Without omitting anything, retype the data that follows.

> [Data listing]
## BEGIN

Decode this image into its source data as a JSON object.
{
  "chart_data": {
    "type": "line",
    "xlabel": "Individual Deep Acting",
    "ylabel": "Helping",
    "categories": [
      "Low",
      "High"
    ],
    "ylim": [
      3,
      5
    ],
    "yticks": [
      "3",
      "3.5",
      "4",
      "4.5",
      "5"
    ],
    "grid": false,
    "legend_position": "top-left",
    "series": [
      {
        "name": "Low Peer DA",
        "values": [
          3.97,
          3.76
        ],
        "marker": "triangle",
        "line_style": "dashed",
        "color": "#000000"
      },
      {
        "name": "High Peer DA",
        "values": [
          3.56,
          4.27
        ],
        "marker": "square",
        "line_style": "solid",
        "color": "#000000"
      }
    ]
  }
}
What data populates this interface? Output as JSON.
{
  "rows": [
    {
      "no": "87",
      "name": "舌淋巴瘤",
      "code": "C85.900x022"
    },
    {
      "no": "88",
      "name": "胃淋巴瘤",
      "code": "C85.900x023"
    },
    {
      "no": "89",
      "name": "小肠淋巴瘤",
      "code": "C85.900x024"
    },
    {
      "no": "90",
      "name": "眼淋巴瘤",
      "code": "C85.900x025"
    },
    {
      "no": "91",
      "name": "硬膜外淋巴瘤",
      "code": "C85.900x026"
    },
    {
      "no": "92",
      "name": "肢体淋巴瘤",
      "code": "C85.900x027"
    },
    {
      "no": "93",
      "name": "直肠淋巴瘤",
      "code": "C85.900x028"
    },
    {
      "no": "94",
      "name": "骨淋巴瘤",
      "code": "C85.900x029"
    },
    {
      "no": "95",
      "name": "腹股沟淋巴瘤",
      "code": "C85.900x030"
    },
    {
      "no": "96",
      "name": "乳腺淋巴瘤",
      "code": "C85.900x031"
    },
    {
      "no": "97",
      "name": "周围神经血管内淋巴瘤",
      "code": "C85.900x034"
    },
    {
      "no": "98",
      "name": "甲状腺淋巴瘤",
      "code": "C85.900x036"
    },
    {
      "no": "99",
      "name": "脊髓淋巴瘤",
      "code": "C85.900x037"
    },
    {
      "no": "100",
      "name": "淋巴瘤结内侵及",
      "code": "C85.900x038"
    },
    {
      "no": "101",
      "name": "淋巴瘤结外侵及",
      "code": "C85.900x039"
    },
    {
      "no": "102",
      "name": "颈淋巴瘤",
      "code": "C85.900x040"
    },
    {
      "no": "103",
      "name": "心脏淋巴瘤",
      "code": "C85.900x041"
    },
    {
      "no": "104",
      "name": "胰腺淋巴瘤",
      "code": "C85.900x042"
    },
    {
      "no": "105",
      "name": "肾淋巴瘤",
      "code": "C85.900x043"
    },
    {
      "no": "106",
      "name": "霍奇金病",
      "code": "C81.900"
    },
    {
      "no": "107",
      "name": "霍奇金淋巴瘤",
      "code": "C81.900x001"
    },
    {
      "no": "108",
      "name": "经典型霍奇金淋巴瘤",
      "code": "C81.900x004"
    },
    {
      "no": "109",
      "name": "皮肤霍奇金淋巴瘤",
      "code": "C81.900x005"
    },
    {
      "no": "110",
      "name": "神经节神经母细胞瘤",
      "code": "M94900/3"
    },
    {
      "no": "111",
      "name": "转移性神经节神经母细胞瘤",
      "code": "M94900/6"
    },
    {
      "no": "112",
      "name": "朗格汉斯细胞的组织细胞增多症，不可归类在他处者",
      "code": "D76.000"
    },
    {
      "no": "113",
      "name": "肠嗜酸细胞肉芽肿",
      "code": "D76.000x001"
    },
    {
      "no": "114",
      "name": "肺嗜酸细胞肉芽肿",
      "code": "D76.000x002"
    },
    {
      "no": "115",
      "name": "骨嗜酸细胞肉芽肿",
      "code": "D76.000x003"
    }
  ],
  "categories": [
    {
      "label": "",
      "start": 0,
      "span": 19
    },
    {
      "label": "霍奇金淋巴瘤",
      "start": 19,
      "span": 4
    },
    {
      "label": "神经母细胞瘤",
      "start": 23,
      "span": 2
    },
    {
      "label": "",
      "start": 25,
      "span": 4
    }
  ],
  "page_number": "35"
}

## END

> [Correct result]
Decode this image into its source data as a JSON object.
{
  "chart_data": {
    "type": "line",
    "xlabel": "Individual Deep Acting",
    "ylabel": "Helping",
    "categories": [
      "Low",
      "High"
    ],
    "ylim": [
      3,
      5
    ],
    "yticks": [
      "3",
      "3.5",
      "4",
      "4.5",
      "5"
    ],
    "grid": false,
    "legend_position": "top-left",
    "series": [
      {
        "name": "Low Peer DA",
        "values": [
          3.97,
          3.76
        ],
        "marker": "triangle",
        "line_style": "dashed",
        "color": "#000000"
      },
      {
        "name": "High Peer DA",
        "values": [
          3.56,
          4.27
        ],
        "marker": "square",
        "line_style": "solid",
        "color": "#000000"
      }
    ]
  }
}
What data populates this interface? Output as JSON.
{
  "rows": [
    {
      "no": "87",
      "name": "舌淋巴瘤",
      "code": "C85.900x022"
    },
    {
      "no": "88",
      "name": "胃淋巴瘤",
      "code": "C85.900x023"
    },
    {
      "no": "89",
      "name": "小肠淋巴瘤",
      "code": "C85.900x024"
    },
    {
      "no": "90",
      "name": "眼淋巴瘤",
      "code": "C85.900x025"
    },
    {
      "no": "91",
      "name": "硬膜外淋巴瘤",
      "code": "C85.900x026"
    },
    {
      "no": "92",
      "name": "肢体淋巴瘤",
      "code": "C85.900x027"
    },
    {
      "no": "93",
      "name": "直肠淋巴瘤",
      "code": "C85.900x028"
    },
    {
      "no": "94",
      "name": "骨淋巴瘤",
      "code": "C85.900x029"
    },
    {
      "no": "95",
      "name": "腹股沟淋巴瘤",
      "code": "C85.900x030"
    },
    {
      "no": "96",
      "name": "乳腺淋巴瘤",
      "code": "C85.900x031"
    },
    {
      "no": "97",
      "name": "周围神经血管内淋巴瘤",
      "code": "C85.900x034"
    },
    {
      "no": "98",
      "name": "甲状腺淋巴瘤",
      "code": "C85.900x036"
    },
    {
      "no": "99",
      "name": "脊髓淋巴瘤",
      "code": "C85.900x037"
    },
    {
      "no": "100",
      "name": "淋巴瘤结内侵及",
      "code": "C85.900x038"
    },
    {
      "no": "101",
      "name": "淋巴瘤结外侵及",
      "code": "C85.900x039"
    },
    {
      "no": "102",
      "name": "颈淋巴瘤",
      "code": "C85.900x040"
    },
    {
      "no": "103",
      "name": "心脏淋巴瘤",
      "code": "C85.900x041"
    },
    {
      "no": "104",
      "name": "胰腺淋巴瘤",
      "code": "C85.900x042"
    },
    {
      "no": "105",
      "name": "肾淋巴瘤",
      "code": "C85.900x043"
    },
    {
      "no": "106",
      "name": "霍奇金病",
      "code": "C81.900"
    },
    {
      "no": "107",
      "name": "霍奇金淋巴瘤",
      "code": "C81.900x001"
    },
    {
      "no": "108",
      "name": "经典型霍奇金淋巴瘤",
      "code": "C81.900x004"
    },
    {
      "no": "109",
      "name": "皮肤霍奇金淋巴瘤",
      "code": "C81.900x005"
    },
    {
      "no": "110",
      "name": "神经节神经母细胞瘤",
      "code": "M94900/3"
    },
    {
      "no": "111",
      "name": "转移性神经节神经母细胞瘤",
      "code": "M94900/6"
    },
    {
      "no": "112",
      "name": "朗格汉斯细胞的组织细胞增多症，不可归类在他处者",
      "code": "D76.000"
    },
    {
      "no": "113",
      "name": "肠嗜酸细胞肉芽肿",
      "code": "D76.000x001"
    },
    {
      "no": "114",
      "name": "肺嗜酸细胞肉芽肿",
      "code": "D76.000x002"
    },
    {
      "no": "115",
      "name": "骨嗜酸细胞肉芽肿",
      "code": "D76.000x003"
    }
  ],
  "categories": [
    {
      "label": "",
      "start": 0,
      "span": 19
    },
    {
      "label": "霍奇金淋巴瘤",
      "start": 19,
      "span": 4
    },
    {
      "label": "神经母细胞瘤",
      "start": 23,
      "span": 2
    },
    {
      "label": "",
      "start": 25,
      "span": 4
    }
  ],
  "page_number": "35"
}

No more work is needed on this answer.